**REQUIREMENTS:** The material below should be written out in full and exactly; pictures stay out of the copy.

**WORKING DATA:**
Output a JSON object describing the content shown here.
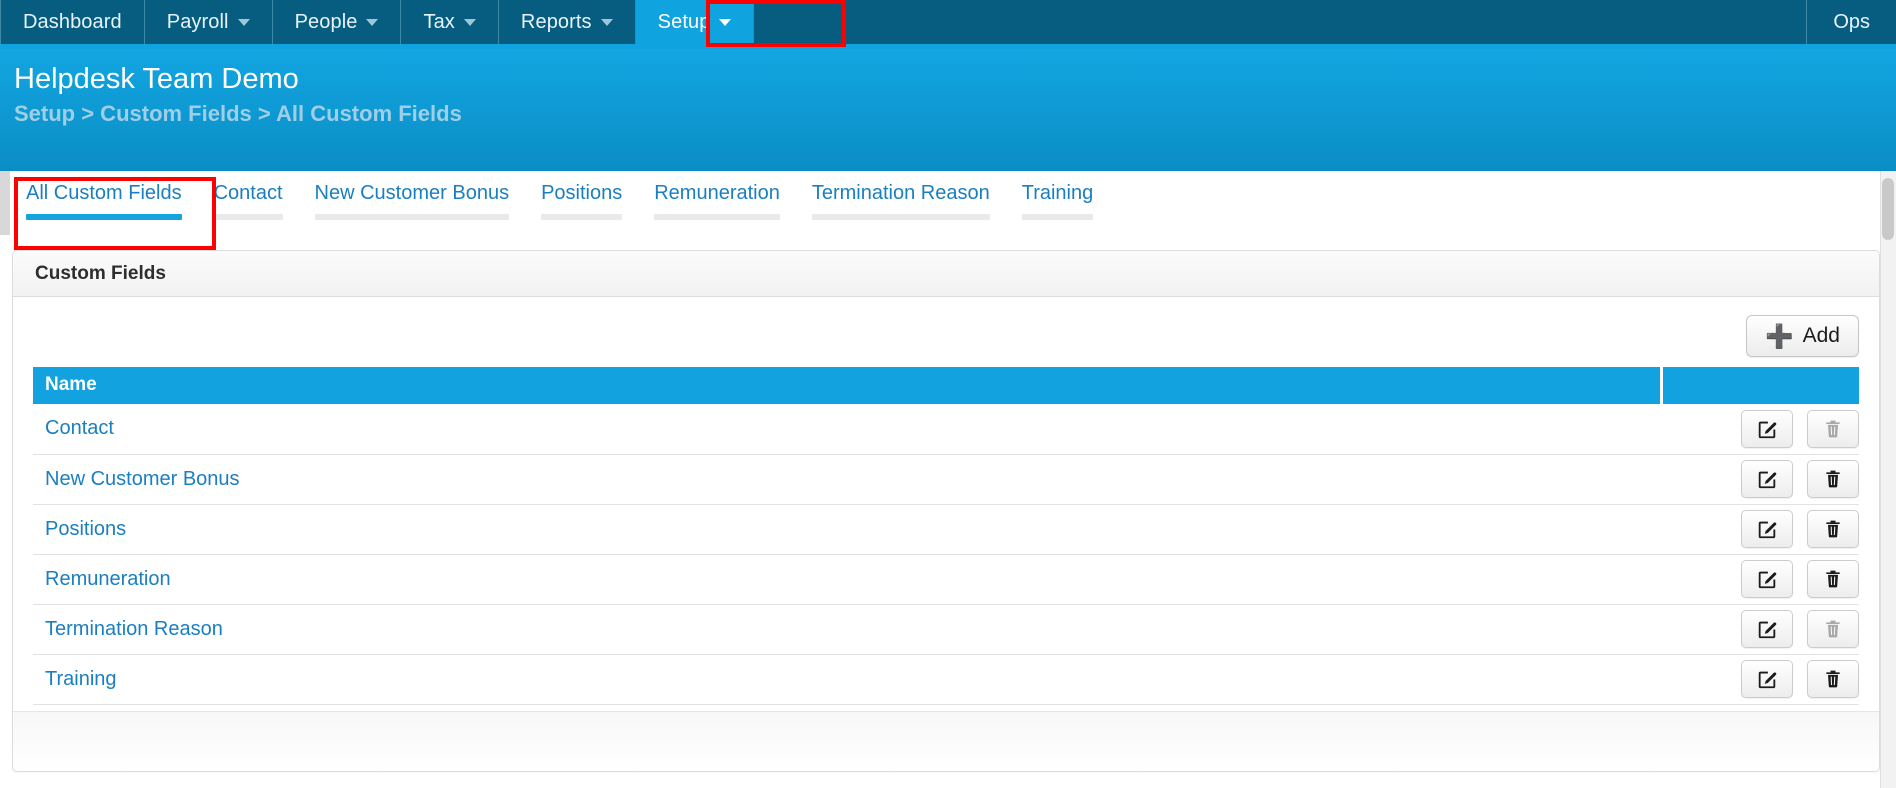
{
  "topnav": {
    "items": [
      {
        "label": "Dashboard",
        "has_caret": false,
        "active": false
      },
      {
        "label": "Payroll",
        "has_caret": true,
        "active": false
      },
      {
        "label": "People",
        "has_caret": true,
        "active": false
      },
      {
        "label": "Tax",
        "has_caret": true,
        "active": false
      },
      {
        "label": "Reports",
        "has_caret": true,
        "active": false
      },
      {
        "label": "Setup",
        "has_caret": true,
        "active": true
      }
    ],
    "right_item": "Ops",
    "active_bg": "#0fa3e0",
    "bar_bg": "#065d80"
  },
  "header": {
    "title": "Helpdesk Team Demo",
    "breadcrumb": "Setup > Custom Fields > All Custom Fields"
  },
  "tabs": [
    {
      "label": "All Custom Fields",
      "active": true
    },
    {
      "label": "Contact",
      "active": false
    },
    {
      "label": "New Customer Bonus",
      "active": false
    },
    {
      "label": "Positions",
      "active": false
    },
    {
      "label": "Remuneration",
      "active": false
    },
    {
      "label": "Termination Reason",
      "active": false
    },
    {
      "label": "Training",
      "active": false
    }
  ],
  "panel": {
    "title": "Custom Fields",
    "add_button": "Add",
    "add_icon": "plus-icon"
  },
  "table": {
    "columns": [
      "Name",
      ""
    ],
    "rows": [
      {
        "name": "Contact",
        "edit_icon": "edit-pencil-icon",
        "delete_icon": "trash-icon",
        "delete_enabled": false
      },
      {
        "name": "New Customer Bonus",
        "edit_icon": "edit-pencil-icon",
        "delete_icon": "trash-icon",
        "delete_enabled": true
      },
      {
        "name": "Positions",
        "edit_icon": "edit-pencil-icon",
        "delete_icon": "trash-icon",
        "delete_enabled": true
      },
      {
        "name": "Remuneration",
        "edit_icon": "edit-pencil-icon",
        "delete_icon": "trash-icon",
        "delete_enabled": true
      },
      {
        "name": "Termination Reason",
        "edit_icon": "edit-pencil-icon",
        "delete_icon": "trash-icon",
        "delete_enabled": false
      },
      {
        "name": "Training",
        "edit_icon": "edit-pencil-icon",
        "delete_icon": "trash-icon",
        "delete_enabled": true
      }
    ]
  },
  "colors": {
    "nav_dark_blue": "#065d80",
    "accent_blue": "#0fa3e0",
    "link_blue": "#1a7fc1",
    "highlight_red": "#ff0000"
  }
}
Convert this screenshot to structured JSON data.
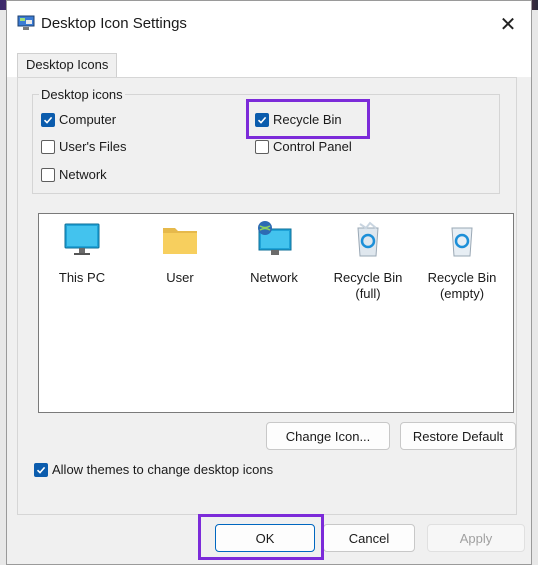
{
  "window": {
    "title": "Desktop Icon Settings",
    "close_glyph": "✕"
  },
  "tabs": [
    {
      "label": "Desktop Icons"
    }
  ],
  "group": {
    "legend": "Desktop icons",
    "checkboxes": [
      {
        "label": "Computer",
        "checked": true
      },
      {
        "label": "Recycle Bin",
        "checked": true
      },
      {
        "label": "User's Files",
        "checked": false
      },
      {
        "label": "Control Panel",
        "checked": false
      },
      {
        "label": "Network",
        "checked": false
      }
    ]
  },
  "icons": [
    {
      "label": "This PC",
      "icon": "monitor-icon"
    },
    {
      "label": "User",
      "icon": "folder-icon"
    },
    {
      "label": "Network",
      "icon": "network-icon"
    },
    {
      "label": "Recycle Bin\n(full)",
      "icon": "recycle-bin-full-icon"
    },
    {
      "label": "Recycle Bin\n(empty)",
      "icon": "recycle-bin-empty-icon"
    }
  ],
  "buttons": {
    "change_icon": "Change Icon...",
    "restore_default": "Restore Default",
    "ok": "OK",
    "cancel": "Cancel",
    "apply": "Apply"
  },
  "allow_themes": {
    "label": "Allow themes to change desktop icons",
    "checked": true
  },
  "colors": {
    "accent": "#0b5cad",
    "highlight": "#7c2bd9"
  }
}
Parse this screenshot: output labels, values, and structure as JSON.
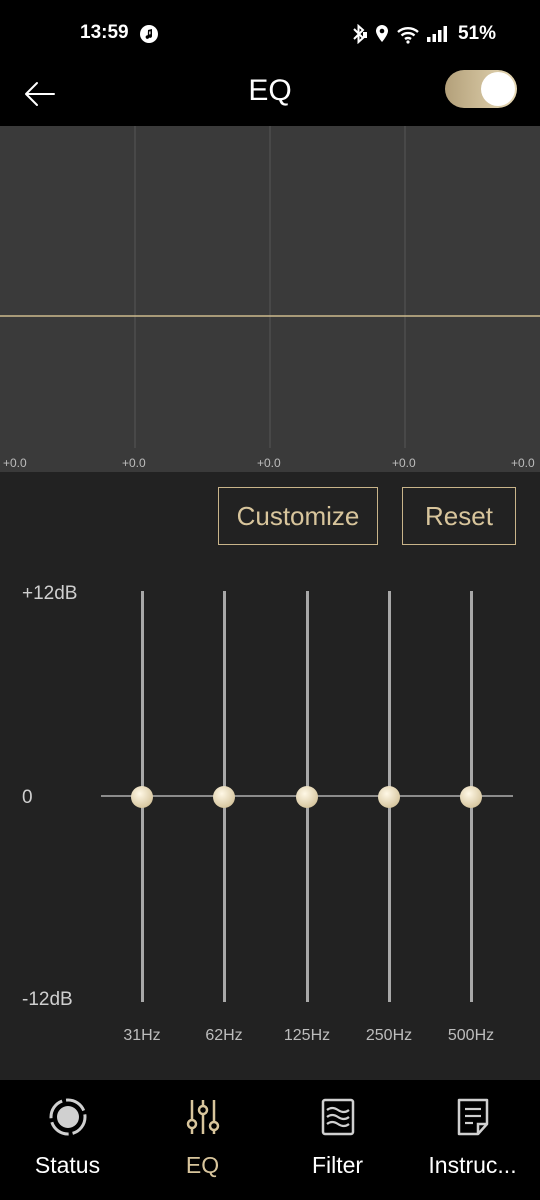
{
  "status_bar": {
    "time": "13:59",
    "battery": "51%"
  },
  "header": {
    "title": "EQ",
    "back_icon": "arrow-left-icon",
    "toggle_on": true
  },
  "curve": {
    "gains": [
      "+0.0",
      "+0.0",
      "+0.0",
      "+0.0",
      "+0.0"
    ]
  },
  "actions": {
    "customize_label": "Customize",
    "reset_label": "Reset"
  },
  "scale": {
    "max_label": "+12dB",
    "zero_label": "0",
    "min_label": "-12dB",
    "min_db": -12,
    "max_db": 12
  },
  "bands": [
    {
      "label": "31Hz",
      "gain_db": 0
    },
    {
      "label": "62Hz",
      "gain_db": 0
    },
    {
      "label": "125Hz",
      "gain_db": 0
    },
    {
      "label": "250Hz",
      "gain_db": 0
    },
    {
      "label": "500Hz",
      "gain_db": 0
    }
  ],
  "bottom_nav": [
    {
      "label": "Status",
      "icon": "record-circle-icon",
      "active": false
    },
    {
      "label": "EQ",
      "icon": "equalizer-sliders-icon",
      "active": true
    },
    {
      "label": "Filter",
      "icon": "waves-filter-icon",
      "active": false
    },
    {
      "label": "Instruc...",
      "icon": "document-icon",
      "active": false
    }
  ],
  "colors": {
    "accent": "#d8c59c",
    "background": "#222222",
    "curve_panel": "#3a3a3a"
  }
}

**FULL ANSWER:**
Output a JSON object describing the content shown here.
{
  "topnav": {
    "items": [
      {
        "label": "Dashboard",
        "has_caret": false,
        "active": false
      },
      {
        "label": "Payroll",
        "has_caret": true,
        "active": false
      },
      {
        "label": "People",
        "has_caret": true,
        "active": false
      },
      {
        "label": "Tax",
        "has_caret": true,
        "active": false
      },
      {
        "label": "Reports",
        "has_caret": true,
        "active": false
      },
      {
        "label": "Setup",
        "has_caret": true,
        "active": true
      }
    ],
    "right_item": "Ops",
    "active_bg": "#0fa3e0",
    "bar_bg": "#065d80"
  },
  "header": {
    "title": "Helpdesk Team Demo",
    "breadcrumb": "Setup > Custom Fields > All Custom Fields"
  },
  "tabs": [
    {
      "label": "All Custom Fields",
      "active": true
    },
    {
      "label": "Contact",
      "active": false
    },
    {
      "label": "New Customer Bonus",
      "active": false
    },
    {
      "label": "Positions",
      "active": false
    },
    {
      "label": "Remuneration",
      "active": false
    },
    {
      "label": "Termination Reason",
      "active": false
    },
    {
      "label": "Training",
      "active": false
    }
  ],
  "panel": {
    "title": "Custom Fields",
    "add_button": "Add",
    "add_icon": "plus-icon"
  },
  "table": {
    "columns": [
      "Name",
      ""
    ],
    "rows": [
      {
        "name": "Contact",
        "edit_icon": "edit-pencil-icon",
        "delete_icon": "trash-icon",
        "delete_enabled": false
      },
      {
        "name": "New Customer Bonus",
        "edit_icon": "edit-pencil-icon",
        "delete_icon": "trash-icon",
        "delete_enabled": true
      },
      {
        "name": "Positions",
        "edit_icon": "edit-pencil-icon",
        "delete_icon": "trash-icon",
        "delete_enabled": true
      },
      {
        "name": "Remuneration",
        "edit_icon": "edit-pencil-icon",
        "delete_icon": "trash-icon",
        "delete_enabled": true
      },
      {
        "name": "Termination Reason",
        "edit_icon": "edit-pencil-icon",
        "delete_icon": "trash-icon",
        "delete_enabled": false
      },
      {
        "name": "Training",
        "edit_icon": "edit-pencil-icon",
        "delete_icon": "trash-icon",
        "delete_enabled": true
      }
    ]
  },
  "colors": {
    "nav_dark_blue": "#065d80",
    "accent_blue": "#0fa3e0",
    "link_blue": "#1a7fc1",
    "highlight_red": "#ff0000"
  }
}
Convert this screenshot to structured JSON data.
{
  "window": {
    "title": "Desktop Icon Settings",
    "close_glyph": "✕"
  },
  "tabs": [
    {
      "label": "Desktop Icons"
    }
  ],
  "group": {
    "legend": "Desktop icons",
    "checkboxes": [
      {
        "label": "Computer",
        "checked": true
      },
      {
        "label": "Recycle Bin",
        "checked": true
      },
      {
        "label": "User's Files",
        "checked": false
      },
      {
        "label": "Control Panel",
        "checked": false
      },
      {
        "label": "Network",
        "checked": false
      }
    ]
  },
  "icons": [
    {
      "label": "This PC",
      "icon": "monitor-icon"
    },
    {
      "label": "User",
      "icon": "folder-icon"
    },
    {
      "label": "Network",
      "icon": "network-icon"
    },
    {
      "label": "Recycle Bin\n(full)",
      "icon": "recycle-bin-full-icon"
    },
    {
      "label": "Recycle Bin\n(empty)",
      "icon": "recycle-bin-empty-icon"
    }
  ],
  "buttons": {
    "change_icon": "Change Icon...",
    "restore_default": "Restore Default",
    "ok": "OK",
    "cancel": "Cancel",
    "apply": "Apply"
  },
  "allow_themes": {
    "label": "Allow themes to change desktop icons",
    "checked": true
  },
  "colors": {
    "accent": "#0b5cad",
    "highlight": "#7c2bd9"
  }
}
Parse this screenshot: output labels, values, and structure as JSON.
{
  "status_bar": {
    "time": "13:59",
    "battery": "51%"
  },
  "header": {
    "title": "EQ",
    "back_icon": "arrow-left-icon",
    "toggle_on": true
  },
  "curve": {
    "gains": [
      "+0.0",
      "+0.0",
      "+0.0",
      "+0.0",
      "+0.0"
    ]
  },
  "actions": {
    "customize_label": "Customize",
    "reset_label": "Reset"
  },
  "scale": {
    "max_label": "+12dB",
    "zero_label": "0",
    "min_label": "-12dB",
    "min_db": -12,
    "max_db": 12
  },
  "bands": [
    {
      "label": "31Hz",
      "gain_db": 0
    },
    {
      "label": "62Hz",
      "gain_db": 0
    },
    {
      "label": "125Hz",
      "gain_db": 0
    },
    {
      "label": "250Hz",
      "gain_db": 0
    },
    {
      "label": "500Hz",
      "gain_db": 0
    }
  ],
  "bottom_nav": [
    {
      "label": "Status",
      "icon": "record-circle-icon",
      "active": false
    },
    {
      "label": "EQ",
      "icon": "equalizer-sliders-icon",
      "active": true
    },
    {
      "label": "Filter",
      "icon": "waves-filter-icon",
      "active": false
    },
    {
      "label": "Instruc...",
      "icon": "document-icon",
      "active": false
    }
  ],
  "colors": {
    "accent": "#d8c59c",
    "background": "#222222",
    "curve_panel": "#3a3a3a"
  }
}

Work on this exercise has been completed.